> _Work to complete_: Quote every line of the material below word for word, omitting the pictures.

[Boxed element entries]
· · ·

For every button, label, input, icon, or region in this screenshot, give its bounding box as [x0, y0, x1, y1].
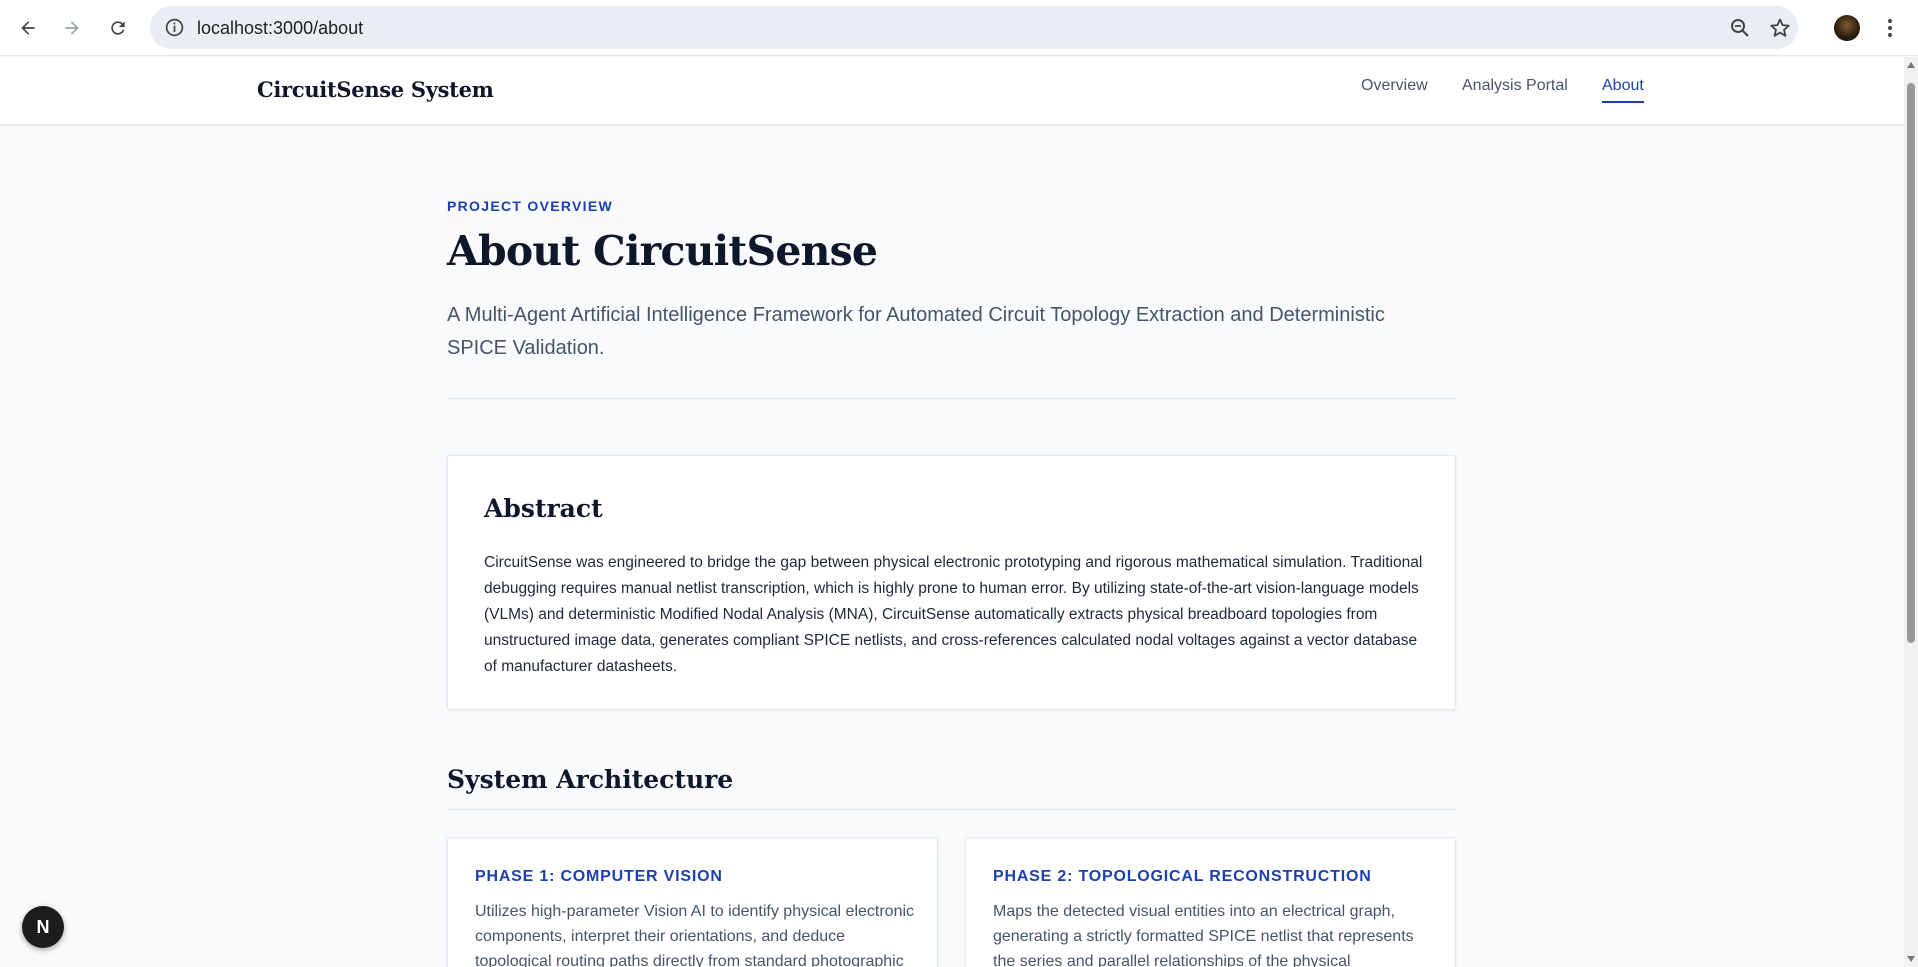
scroll-thumb[interactable] [1907, 83, 1915, 643]
nav-analysis-portal[interactable]: Analysis Portal [1462, 77, 1568, 95]
page-scrollbar[interactable] [1904, 57, 1918, 967]
address-bar[interactable]: localhost:3000/about [150, 6, 1798, 49]
abstract-title: Abstract [484, 494, 603, 523]
site-header: CircuitSense System Overview Analysis Po… [0, 57, 1904, 125]
eyebrow-label: PROJECT OVERVIEW [447, 198, 614, 214]
nav-overview[interactable]: Overview [1361, 77, 1428, 95]
scroll-down-arrow-icon[interactable] [1907, 956, 1915, 962]
nav-about[interactable]: About [1602, 77, 1644, 103]
page-subtitle: A Multi-Agent Artificial Intelligence Fr… [447, 304, 1385, 359]
scroll-up-arrow-icon[interactable] [1907, 62, 1915, 68]
star-icon[interactable] [1768, 16, 1792, 40]
browser-toolbar: localhost:3000/about [0, 0, 1918, 56]
nav-about-label: About [1602, 77, 1644, 94]
architecture-title: System Architecture [447, 765, 734, 794]
phase-description: Utilizes high-parameter Vision AI to ide… [475, 903, 915, 967]
phase-title: PHASE 2: TOPOLOGICAL RECONSTRUCTION [993, 868, 1372, 885]
nextjs-logo-icon: N [36, 916, 50, 937]
phase-description: Maps the detected visual entities into a… [993, 903, 1414, 967]
nextjs-dev-badge[interactable]: N [22, 906, 64, 948]
menu-icon[interactable] [1880, 14, 1900, 42]
brand-logo[interactable]: CircuitSense System [257, 77, 494, 102]
section-divider [447, 398, 1456, 399]
back-icon[interactable] [12, 12, 44, 44]
page-title: About CircuitSense [447, 227, 878, 275]
info-icon[interactable] [164, 17, 185, 38]
reload-icon[interactable] [102, 12, 134, 44]
active-nav-indicator [1602, 101, 1644, 103]
avatar[interactable] [1834, 15, 1860, 41]
phase-card: PHASE 1: COMPUTER VISION Utilizes high-p… [447, 837, 938, 967]
forward-icon[interactable] [56, 12, 88, 44]
phase-title: PHASE 1: COMPUTER VISION [475, 868, 723, 885]
abstract-card: Abstract CircuitSense was engineered to … [447, 455, 1456, 710]
zoom-icon[interactable] [1728, 16, 1752, 40]
architecture-divider [447, 809, 1456, 810]
phase-card: PHASE 2: TOPOLOGICAL RECONSTRUCTION Maps… [965, 837, 1456, 967]
url-text[interactable]: localhost:3000/about [197, 18, 363, 39]
abstract-text: CircuitSense was engineered to bridge th… [484, 554, 1423, 675]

· · ·

> _Reply_:
For every button, label, input, icon, or region in this screenshot, give its bounding box as [x0, y0, x1, y1].
scroll-thumb[interactable] [1907, 83, 1915, 643]
nav-analysis-portal[interactable]: Analysis Portal [1462, 77, 1568, 95]
page-scrollbar[interactable] [1904, 57, 1918, 967]
address-bar[interactable]: localhost:3000/about [150, 6, 1798, 49]
abstract-title: Abstract [484, 494, 603, 523]
site-header: CircuitSense System Overview Analysis Po… [0, 57, 1904, 125]
eyebrow-label: PROJECT OVERVIEW [447, 198, 614, 214]
nav-overview[interactable]: Overview [1361, 77, 1428, 95]
scroll-down-arrow-icon[interactable] [1907, 956, 1915, 962]
nav-about[interactable]: About [1602, 77, 1644, 103]
page-subtitle: A Multi-Agent Artificial Intelligence Fr… [447, 304, 1385, 359]
scroll-up-arrow-icon[interactable] [1907, 62, 1915, 68]
star-icon[interactable] [1768, 16, 1792, 40]
browser-toolbar: localhost:3000/about [0, 0, 1918, 56]
nav-about-label: About [1602, 77, 1644, 94]
architecture-title: System Architecture [447, 765, 734, 794]
phase-description: Utilizes high-parameter Vision AI to ide… [475, 903, 915, 967]
phase-title: PHASE 2: TOPOLOGICAL RECONSTRUCTION [993, 868, 1372, 885]
nextjs-logo-icon: N [36, 916, 50, 937]
phase-description: Maps the detected visual entities into a… [993, 903, 1414, 967]
nextjs-dev-badge[interactable]: N [22, 906, 64, 948]
menu-icon[interactable] [1880, 14, 1900, 42]
brand-logo[interactable]: CircuitSense System [257, 77, 494, 102]
section-divider [447, 398, 1456, 399]
back-icon[interactable] [12, 12, 44, 44]
page-title: About CircuitSense [447, 227, 878, 275]
info-icon[interactable] [164, 17, 185, 38]
reload-icon[interactable] [102, 12, 134, 44]
active-nav-indicator [1602, 101, 1644, 103]
avatar[interactable] [1834, 15, 1860, 41]
phase-card: PHASE 1: COMPUTER VISION Utilizes high-p… [447, 837, 938, 967]
forward-icon[interactable] [56, 12, 88, 44]
phase-title: PHASE 1: COMPUTER VISION [475, 868, 723, 885]
abstract-card: Abstract CircuitSense was engineered to … [447, 455, 1456, 710]
zoom-icon[interactable] [1728, 16, 1752, 40]
architecture-divider [447, 809, 1456, 810]
phase-card: PHASE 2: TOPOLOGICAL RECONSTRUCTION Maps… [965, 837, 1456, 967]
url-text[interactable]: localhost:3000/about [197, 18, 363, 39]
abstract-text: CircuitSense was engineered to bridge th… [484, 554, 1423, 675]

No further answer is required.